══ Exercise inputs ══

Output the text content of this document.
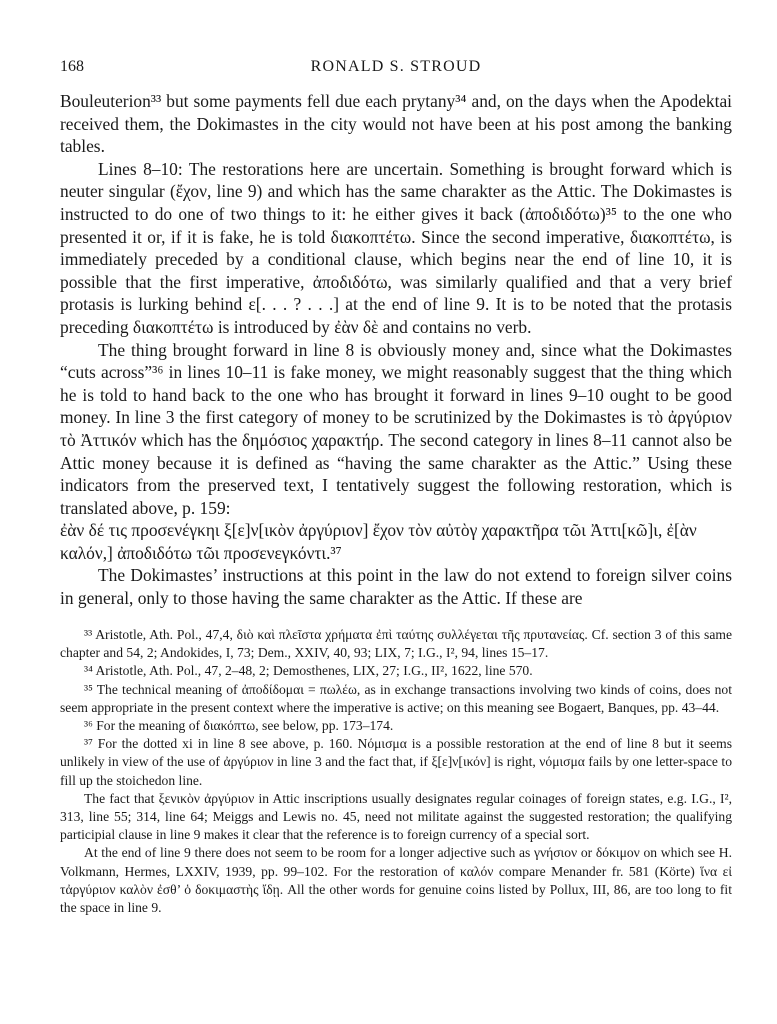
168	RONALD S. STROUD

Bouleuterion³³ but some payments fell due each prytany³⁴ and, on the days when the Apodektai received them, the Dokimastes in the city would not have been at his post among the banking tables.

Lines 8–10: The restorations here are uncertain. Something is brought forward which is neuter singular (ἔχον, line 9) and which has the same charakter as the Attic. The Dokimastes is instructed to do one of two things to it: he either gives it back (ἀποδιδότω)³⁵ to the one who presented it or, if it is fake, he is told διακοπτέτω. Since the second imperative, διακοπτέτω, is immediately preceded by a conditional clause, which begins near the end of line 10, it is possible that the first imperative, ἀποδιδότω, was similarly qualified and that a very brief protasis is lurking behind ε[. . . ? . . .] at the end of line 9. It is to be noted that the protasis preceding διακοπτέτω is introduced by ἐὰν δὲ and contains no verb.

The thing brought forward in line 8 is obviously money and, since what the Dokimastes “cuts across”³⁶ in lines 10–11 is fake money, we might reasonably suggest that the thing which he is told to hand back to the one who has brought it forward in lines 9–10 ought to be good money. In line 3 the first category of money to be scrutinized by the Dokimastes is τὸ ἀργύριον τὸ Ἀττικόν which has the δημόσιος χαρακτήρ. The second category in lines 8–11 cannot also be Attic money because it is defined as “having the same charakter as the Attic.” Using these indicators from the preserved text, I tentatively suggest the following restoration, which is translated above, p. 159:

ἐὰν δέ τις προσενέγκηι ξ[ε]ν[ικὸν ἀργύριον] ἔχον τὸν αὐτὸγ χαρακτῆρα τῶι Ἀττι[κῶ]ι, ἐ[ὰν καλόν,] ἀποδιδότω τῶι προσενεγκόντι.³⁷

The Dokimastes’ instructions at this point in the law do not extend to foreign silver coins in general, only to those having the same charakter as the Attic. If these are

³³ Aristotle, Ath. Pol., 47,4, διὸ καὶ πλεῖστα χρήματα ἐπὶ ταύτης συλλέγεται τῆς πρυτανείας. Cf. section 3 of this same chapter and 54, 2; Andokides, I, 73; Dem., XXIV, 40, 93; LIX, 7; I.G., I², 94, lines 15–17.

³⁴ Aristotle, Ath. Pol., 47, 2–48, 2; Demosthenes, LIX, 27; I.G., II², 1622, line 570.

³⁵ The technical meaning of ἀποδίδομαι = πωλέω, as in exchange transactions involving two kinds of coins, does not seem appropriate in the present context where the imperative is active; on this meaning see Bogaert, Banques, pp. 43–44.

³⁶ For the meaning of διακόπτω, see below, pp. 173–174.

³⁷ For the dotted xi in line 8 see above, p. 160. Νόμισμα is a possible restoration at the end of line 8 but it seems unlikely in view of the use of ἀργύριον in line 3 and the fact that, if ξ[ε]ν[ικόν] is right, νόμισμα fails by one letter-space to fill up the stoichedon line.

The fact that ξενικὸν ἀργύριον in Attic inscriptions usually designates regular coinages of foreign states, e.g. I.G., I², 313, line 55; 314, line 64; Meiggs and Lewis no. 45, need not militate against the suggested restoration; the qualifying participial clause in line 9 makes it clear that the reference is to foreign currency of a special sort.

At the end of line 9 there does not seem to be room for a longer adjective such as γνήσιον or δόκιμον on which see H. Volkmann, Hermes, LXXIV, 1939, pp. 99–102. For the restoration of καλόν compare Menander fr. 581 (Körte) ἵνα εἰ τἀργύριον καλὸν ἐσθ’ ὁ δοκιμαστὴς ἴδῃ. All the other words for genuine coins listed by Pollux, III, 86, are too long to fit the space in line 9.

═══

Requirement - Gather and copy every line of the data in which the string "meaning" is found.

Final answer -
³⁵ The technical meaning of ἀποδίδομαι = πωλέω, as in exchange transactions involving two kinds of coins, does not seem appropriate in the present context where the imperative is active; on this meaning see Bogaert, Banques, pp. 43–44.
³⁶ For the meaning of διακόπτω, see below, pp. 173–174.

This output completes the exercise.